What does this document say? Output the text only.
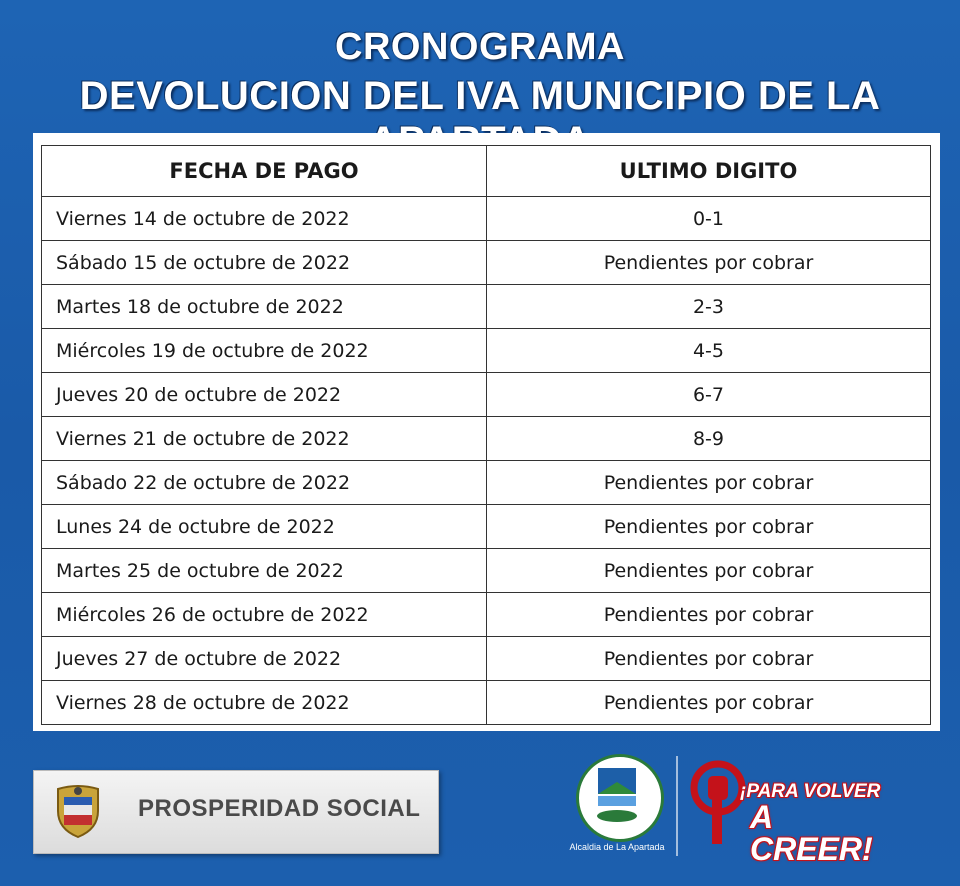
CRONOGRAMA
DEVOLUCION DEL IVA MUNICIPIO DE LA
FECHA DE PAGO	ULTIMO DIGITO
Viernes 14 de octubre de 2022	0-1
Sábado 15 de octubre de 2022	Pendientes por cobrar
Martes 18 de octubre de 2022	2-3
Miércoles 19 de octubre de 2022	4-5
Jueves 20 de octubre de 2022	6-7
Viernes 21 de octubre de 2022	8-9
Sábado 22 de octubre de 2022	Pendientes por cobrar
Lunes 24 de octubre de 2022	Pendientes por cobrar
Martes 25 de octubre de 2022	Pendientes por cobrar
Miércoles 26 de octubre de 2022	Pendientes por cobrar
Jueves 27 de octubre de 2022	Pendientes por cobrar
Viernes 28 de octubre de 2022	Pendientes por cobrar
PROSPERIDAD SOCIAL
Alcaldia de La Apartada
¡PARA VOLVER
A CREER!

::::

» **What to do**
Write the records out once more, exactly as they appear, with no pictures.

» **Task response**
What does this document say? Output the text only.
CRONOGRAMA
DEVOLUCION DEL IVA MUNICIPIO DE LA
FECHA DE PAGO	ULTIMO DIGITO
Viernes 14 de octubre de 2022	0-1
Sábado 15 de octubre de 2022	Pendientes por cobrar
Martes 18 de octubre de 2022	2-3
Miércoles 19 de octubre de 2022	4-5
Jueves 20 de octubre de 2022	6-7
Viernes 21 de octubre de 2022	8-9
Sábado 22 de octubre de 2022	Pendientes por cobrar
Lunes 24 de octubre de 2022	Pendientes por cobrar
Martes 25 de octubre de 2022	Pendientes por cobrar
Miércoles 26 de octubre de 2022	Pendientes por cobrar
Jueves 27 de octubre de 2022	Pendientes por cobrar
Viernes 28 de octubre de 2022	Pendientes por cobrar
PROSPERIDAD SOCIAL
Alcaldia de La Apartada
¡PARA VOLVER
A CREER!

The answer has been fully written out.